> [EXERCISE DETAILS]:
Below are some records; reproduce every one of them exactly.

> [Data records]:
BEGIN
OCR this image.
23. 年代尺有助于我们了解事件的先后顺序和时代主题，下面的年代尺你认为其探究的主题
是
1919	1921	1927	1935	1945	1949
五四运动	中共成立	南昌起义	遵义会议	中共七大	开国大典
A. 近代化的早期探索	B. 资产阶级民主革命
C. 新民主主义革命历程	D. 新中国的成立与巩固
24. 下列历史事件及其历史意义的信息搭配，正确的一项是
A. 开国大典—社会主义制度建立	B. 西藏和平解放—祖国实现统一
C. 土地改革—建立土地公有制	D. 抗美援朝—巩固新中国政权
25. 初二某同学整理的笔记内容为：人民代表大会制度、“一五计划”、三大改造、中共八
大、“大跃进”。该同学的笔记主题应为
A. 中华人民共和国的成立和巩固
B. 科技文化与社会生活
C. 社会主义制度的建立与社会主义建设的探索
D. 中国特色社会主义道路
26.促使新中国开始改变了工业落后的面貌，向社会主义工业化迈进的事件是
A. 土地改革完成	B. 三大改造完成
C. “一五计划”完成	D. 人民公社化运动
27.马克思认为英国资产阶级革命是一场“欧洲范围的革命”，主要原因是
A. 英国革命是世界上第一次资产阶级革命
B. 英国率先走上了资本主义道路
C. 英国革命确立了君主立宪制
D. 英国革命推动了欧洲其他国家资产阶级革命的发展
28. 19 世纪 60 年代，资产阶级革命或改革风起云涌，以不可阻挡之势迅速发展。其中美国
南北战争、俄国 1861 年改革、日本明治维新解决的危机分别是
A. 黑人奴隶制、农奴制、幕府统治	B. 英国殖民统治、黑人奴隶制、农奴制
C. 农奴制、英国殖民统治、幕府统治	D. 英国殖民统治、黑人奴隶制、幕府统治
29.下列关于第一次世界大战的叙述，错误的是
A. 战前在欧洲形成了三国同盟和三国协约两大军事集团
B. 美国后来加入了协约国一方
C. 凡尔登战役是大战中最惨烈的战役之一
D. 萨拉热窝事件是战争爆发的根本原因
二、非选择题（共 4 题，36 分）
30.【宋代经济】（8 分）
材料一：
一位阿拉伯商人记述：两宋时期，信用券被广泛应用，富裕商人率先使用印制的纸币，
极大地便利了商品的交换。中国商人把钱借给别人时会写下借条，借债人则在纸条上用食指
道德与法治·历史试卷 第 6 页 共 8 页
END
> [REPLY]:
OCR this image.
23. 年代尺有助于我们了解事件的先后顺序和时代主题，下面的年代尺你认为其探究的主题
是
1919	1921	1927	1935	1945	1949
五四运动	中共成立	南昌起义	遵义会议	中共七大	开国大典
A. 近代化的早期探索	B. 资产阶级民主革命
C. 新民主主义革命历程	D. 新中国的成立与巩固
24. 下列历史事件及其历史意义的信息搭配，正确的一项是
A. 开国大典—社会主义制度建立	B. 西藏和平解放—祖国实现统一
C. 土地改革—建立土地公有制	D. 抗美援朝—巩固新中国政权
25. 初二某同学整理的笔记内容为：人民代表大会制度、“一五计划”、三大改造、中共八
大、“大跃进”。该同学的笔记主题应为
A. 中华人民共和国的成立和巩固
B. 科技文化与社会生活
C. 社会主义制度的建立与社会主义建设的探索
D. 中国特色社会主义道路
26.促使新中国开始改变了工业落后的面貌，向社会主义工业化迈进的事件是
A. 土地改革完成	B. 三大改造完成
C. “一五计划”完成	D. 人民公社化运动
27.马克思认为英国资产阶级革命是一场“欧洲范围的革命”，主要原因是
A. 英国革命是世界上第一次资产阶级革命
B. 英国率先走上了资本主义道路
C. 英国革命确立了君主立宪制
D. 英国革命推动了欧洲其他国家资产阶级革命的发展
28. 19 世纪 60 年代，资产阶级革命或改革风起云涌，以不可阻挡之势迅速发展。其中美国
南北战争、俄国 1861 年改革、日本明治维新解决的危机分别是
A. 黑人奴隶制、农奴制、幕府统治	B. 英国殖民统治、黑人奴隶制、农奴制
C. 农奴制、英国殖民统治、幕府统治	D. 英国殖民统治、黑人奴隶制、幕府统治
29.下列关于第一次世界大战的叙述，错误的是
A. 战前在欧洲形成了三国同盟和三国协约两大军事集团
B. 美国后来加入了协约国一方
C. 凡尔登战役是大战中最惨烈的战役之一
D. 萨拉热窝事件是战争爆发的根本原因
二、非选择题（共 4 题，36 分）
30.【宋代经济】（8 分）
材料一：
一位阿拉伯商人记述：两宋时期，信用券被广泛应用，富裕商人率先使用印制的纸币，
极大地便利了商品的交换。中国商人把钱借给别人时会写下借条，借债人则在纸条上用食指
道德与法治·历史试卷 第 6 页 共 8 页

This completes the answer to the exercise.